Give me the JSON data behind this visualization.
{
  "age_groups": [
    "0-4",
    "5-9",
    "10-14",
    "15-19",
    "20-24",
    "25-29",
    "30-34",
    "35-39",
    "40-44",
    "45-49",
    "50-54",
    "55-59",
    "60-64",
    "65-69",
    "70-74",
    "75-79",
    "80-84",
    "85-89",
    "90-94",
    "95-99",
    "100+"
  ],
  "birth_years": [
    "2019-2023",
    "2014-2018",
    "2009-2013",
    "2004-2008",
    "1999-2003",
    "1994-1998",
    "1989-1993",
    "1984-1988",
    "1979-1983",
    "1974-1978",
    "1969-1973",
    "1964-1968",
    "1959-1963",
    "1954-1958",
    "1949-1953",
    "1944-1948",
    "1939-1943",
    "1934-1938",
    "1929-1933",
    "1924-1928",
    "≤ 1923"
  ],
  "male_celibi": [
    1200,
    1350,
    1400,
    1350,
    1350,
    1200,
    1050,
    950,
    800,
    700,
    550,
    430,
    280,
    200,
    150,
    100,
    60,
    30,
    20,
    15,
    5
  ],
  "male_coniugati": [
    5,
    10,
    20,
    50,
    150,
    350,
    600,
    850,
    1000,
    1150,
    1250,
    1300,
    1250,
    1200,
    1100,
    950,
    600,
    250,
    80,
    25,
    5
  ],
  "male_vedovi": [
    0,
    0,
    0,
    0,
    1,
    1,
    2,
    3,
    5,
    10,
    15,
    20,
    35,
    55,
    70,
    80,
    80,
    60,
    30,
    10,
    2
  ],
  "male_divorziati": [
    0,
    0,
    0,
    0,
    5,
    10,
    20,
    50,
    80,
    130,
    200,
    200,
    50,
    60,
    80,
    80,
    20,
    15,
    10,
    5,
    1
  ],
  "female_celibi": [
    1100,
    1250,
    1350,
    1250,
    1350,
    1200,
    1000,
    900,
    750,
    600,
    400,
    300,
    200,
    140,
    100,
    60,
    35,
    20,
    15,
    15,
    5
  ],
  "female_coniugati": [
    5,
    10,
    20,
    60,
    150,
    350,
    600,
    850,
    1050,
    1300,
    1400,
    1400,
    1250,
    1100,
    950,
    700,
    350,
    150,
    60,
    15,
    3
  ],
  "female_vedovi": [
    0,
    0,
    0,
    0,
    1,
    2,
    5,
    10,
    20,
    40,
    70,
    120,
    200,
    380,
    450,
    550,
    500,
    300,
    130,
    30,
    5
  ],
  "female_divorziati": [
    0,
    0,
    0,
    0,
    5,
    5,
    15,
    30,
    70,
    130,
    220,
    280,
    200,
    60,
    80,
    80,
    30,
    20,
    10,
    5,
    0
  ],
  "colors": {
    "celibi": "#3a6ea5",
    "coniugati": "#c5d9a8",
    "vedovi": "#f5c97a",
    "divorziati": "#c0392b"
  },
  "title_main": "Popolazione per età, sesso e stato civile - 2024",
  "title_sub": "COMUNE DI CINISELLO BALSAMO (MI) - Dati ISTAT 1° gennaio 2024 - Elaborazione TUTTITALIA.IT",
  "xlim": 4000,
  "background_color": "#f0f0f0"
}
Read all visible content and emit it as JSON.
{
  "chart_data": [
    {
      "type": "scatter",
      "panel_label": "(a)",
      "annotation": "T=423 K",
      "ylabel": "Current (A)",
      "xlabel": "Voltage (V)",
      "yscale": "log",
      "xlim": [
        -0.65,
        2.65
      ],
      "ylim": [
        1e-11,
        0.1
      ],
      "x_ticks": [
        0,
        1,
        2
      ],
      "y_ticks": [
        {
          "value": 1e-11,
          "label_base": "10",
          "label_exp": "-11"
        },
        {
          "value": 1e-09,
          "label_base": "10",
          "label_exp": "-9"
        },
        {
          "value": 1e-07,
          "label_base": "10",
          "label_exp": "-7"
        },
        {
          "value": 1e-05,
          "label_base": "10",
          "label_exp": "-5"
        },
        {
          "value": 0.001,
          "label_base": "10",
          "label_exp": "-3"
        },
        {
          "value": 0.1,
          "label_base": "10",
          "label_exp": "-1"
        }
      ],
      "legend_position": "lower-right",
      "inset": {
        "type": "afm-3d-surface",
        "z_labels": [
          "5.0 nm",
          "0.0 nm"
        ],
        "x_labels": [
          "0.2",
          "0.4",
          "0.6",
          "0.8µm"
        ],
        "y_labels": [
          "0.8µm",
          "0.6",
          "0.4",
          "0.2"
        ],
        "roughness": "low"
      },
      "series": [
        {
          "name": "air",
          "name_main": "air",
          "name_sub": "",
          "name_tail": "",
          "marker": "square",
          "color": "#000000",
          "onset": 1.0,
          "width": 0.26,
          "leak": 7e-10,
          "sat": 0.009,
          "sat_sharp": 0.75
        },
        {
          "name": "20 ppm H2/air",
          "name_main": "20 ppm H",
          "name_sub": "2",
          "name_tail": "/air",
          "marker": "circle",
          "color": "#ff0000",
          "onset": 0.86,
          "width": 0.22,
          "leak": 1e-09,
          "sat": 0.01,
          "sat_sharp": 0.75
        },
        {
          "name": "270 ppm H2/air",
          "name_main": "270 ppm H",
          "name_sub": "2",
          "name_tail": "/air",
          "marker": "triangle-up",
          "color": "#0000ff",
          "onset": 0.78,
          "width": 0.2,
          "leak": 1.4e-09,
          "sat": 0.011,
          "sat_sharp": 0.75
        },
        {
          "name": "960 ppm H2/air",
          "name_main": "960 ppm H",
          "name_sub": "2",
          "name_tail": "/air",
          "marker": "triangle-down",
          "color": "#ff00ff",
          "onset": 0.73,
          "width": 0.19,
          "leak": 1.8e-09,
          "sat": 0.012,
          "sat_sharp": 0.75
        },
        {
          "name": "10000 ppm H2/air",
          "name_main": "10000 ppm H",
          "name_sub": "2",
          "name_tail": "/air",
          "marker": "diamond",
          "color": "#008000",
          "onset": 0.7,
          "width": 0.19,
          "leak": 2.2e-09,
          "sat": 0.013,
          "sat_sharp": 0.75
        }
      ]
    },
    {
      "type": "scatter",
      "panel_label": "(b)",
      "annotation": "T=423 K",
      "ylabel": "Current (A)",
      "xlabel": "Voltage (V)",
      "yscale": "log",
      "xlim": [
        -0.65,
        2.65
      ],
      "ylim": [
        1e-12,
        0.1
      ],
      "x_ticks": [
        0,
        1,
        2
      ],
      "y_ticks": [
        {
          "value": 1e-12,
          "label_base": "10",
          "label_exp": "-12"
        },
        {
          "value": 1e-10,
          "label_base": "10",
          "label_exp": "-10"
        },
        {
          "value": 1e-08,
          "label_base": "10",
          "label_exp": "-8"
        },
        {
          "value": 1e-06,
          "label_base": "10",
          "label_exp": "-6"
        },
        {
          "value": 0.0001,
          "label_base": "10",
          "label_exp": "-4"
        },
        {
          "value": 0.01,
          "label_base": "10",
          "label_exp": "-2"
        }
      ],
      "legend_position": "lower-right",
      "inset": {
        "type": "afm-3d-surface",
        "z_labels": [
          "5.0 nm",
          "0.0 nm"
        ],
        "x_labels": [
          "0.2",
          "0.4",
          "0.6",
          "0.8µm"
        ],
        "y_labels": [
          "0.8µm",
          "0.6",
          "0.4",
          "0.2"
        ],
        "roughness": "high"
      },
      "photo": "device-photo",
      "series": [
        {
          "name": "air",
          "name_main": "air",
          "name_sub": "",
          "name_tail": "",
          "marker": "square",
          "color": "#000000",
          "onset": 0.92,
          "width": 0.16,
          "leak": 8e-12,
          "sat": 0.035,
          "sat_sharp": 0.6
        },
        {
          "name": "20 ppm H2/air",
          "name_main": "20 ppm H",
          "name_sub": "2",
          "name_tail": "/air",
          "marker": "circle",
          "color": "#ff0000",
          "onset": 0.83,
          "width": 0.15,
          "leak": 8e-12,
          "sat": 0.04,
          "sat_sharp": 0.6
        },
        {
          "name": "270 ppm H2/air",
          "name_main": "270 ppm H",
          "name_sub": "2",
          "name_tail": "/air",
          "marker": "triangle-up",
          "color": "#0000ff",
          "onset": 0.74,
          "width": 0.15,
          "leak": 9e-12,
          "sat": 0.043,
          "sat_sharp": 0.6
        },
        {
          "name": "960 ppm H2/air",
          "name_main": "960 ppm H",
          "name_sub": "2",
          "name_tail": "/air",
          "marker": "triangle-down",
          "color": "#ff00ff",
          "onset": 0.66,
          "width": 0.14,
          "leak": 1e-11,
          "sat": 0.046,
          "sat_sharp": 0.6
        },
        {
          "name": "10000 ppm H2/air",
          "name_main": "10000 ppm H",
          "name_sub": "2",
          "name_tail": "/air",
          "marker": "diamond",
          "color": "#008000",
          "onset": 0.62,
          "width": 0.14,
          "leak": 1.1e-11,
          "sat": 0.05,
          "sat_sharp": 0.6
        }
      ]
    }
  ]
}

○ ○ ○

(Do this)
Return each line of the listing that holds the string "value".

(Result of the task)
          "value": 1e-11,
          "value": 1e-09,
          "value": 1e-07,
          "value": 1e-05,
          "value": 0.001,
          "value": 0.1,
          "value": 1e-12,
          "value": 1e-10,
          "value": 1e-08,
          "value": 1e-06,
          "value": 0.0001,
          "value": 0.01,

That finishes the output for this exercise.